# INSTRUCTION:
Quote the whole listing word for word, please.

# Extracted records:
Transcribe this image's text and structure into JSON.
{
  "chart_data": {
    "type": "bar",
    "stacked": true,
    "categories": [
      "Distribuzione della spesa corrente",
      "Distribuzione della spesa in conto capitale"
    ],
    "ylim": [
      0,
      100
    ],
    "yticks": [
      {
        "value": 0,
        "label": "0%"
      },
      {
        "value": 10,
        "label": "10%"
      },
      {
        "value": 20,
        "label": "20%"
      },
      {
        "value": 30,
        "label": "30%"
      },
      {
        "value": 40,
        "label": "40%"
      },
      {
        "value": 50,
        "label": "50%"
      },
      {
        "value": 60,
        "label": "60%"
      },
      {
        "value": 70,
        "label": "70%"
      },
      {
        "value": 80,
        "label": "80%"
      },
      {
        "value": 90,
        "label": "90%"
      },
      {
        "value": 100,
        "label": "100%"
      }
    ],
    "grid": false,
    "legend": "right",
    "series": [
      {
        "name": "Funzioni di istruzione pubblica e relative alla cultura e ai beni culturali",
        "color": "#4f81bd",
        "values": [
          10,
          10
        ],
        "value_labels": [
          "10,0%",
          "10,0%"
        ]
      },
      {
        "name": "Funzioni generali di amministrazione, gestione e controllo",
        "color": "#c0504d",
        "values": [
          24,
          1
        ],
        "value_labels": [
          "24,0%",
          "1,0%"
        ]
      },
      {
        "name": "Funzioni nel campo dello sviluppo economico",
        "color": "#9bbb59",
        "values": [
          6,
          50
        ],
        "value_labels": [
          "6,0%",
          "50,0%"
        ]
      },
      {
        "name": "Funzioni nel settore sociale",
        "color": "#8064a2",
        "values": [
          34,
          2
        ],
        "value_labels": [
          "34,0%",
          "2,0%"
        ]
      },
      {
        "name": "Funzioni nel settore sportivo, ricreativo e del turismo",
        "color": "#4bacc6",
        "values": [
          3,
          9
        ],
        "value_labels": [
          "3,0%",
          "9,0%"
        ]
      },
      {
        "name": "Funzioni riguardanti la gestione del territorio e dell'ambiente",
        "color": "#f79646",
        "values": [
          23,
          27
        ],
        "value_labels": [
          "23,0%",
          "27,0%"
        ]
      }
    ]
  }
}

# EXERCISE SOLUTION:
Transcribe this image's text and structure into JSON.
{
  "chart_data": {
    "type": "bar",
    "stacked": true,
    "categories": [
      "Distribuzione della spesa corrente",
      "Distribuzione della spesa in conto capitale"
    ],
    "ylim": [
      0,
      100
    ],
    "yticks": [
      {
        "value": 0,
        "label": "0%"
      },
      {
        "value": 10,
        "label": "10%"
      },
      {
        "value": 20,
        "label": "20%"
      },
      {
        "value": 30,
        "label": "30%"
      },
      {
        "value": 40,
        "label": "40%"
      },
      {
        "value": 50,
        "label": "50%"
      },
      {
        "value": 60,
        "label": "60%"
      },
      {
        "value": 70,
        "label": "70%"
      },
      {
        "value": 80,
        "label": "80%"
      },
      {
        "value": 90,
        "label": "90%"
      },
      {
        "value": 100,
        "label": "100%"
      }
    ],
    "grid": false,
    "legend": "right",
    "series": [
      {
        "name": "Funzioni di istruzione pubblica e relative alla cultura e ai beni culturali",
        "color": "#4f81bd",
        "values": [
          10,
          10
        ],
        "value_labels": [
          "10,0%",
          "10,0%"
        ]
      },
      {
        "name": "Funzioni generali di amministrazione, gestione e controllo",
        "color": "#c0504d",
        "values": [
          24,
          1
        ],
        "value_labels": [
          "24,0%",
          "1,0%"
        ]
      },
      {
        "name": "Funzioni nel campo dello sviluppo economico",
        "color": "#9bbb59",
        "values": [
          6,
          50
        ],
        "value_labels": [
          "6,0%",
          "50,0%"
        ]
      },
      {
        "name": "Funzioni nel settore sociale",
        "color": "#8064a2",
        "values": [
          34,
          2
        ],
        "value_labels": [
          "34,0%",
          "2,0%"
        ]
      },
      {
        "name": "Funzioni nel settore sportivo, ricreativo e del turismo",
        "color": "#4bacc6",
        "values": [
          3,
          9
        ],
        "value_labels": [
          "3,0%",
          "9,0%"
        ]
      },
      {
        "name": "Funzioni riguardanti la gestione del territorio e dell'ambiente",
        "color": "#f79646",
        "values": [
          23,
          27
        ],
        "value_labels": [
          "23,0%",
          "27,0%"
        ]
      }
    ]
  }
}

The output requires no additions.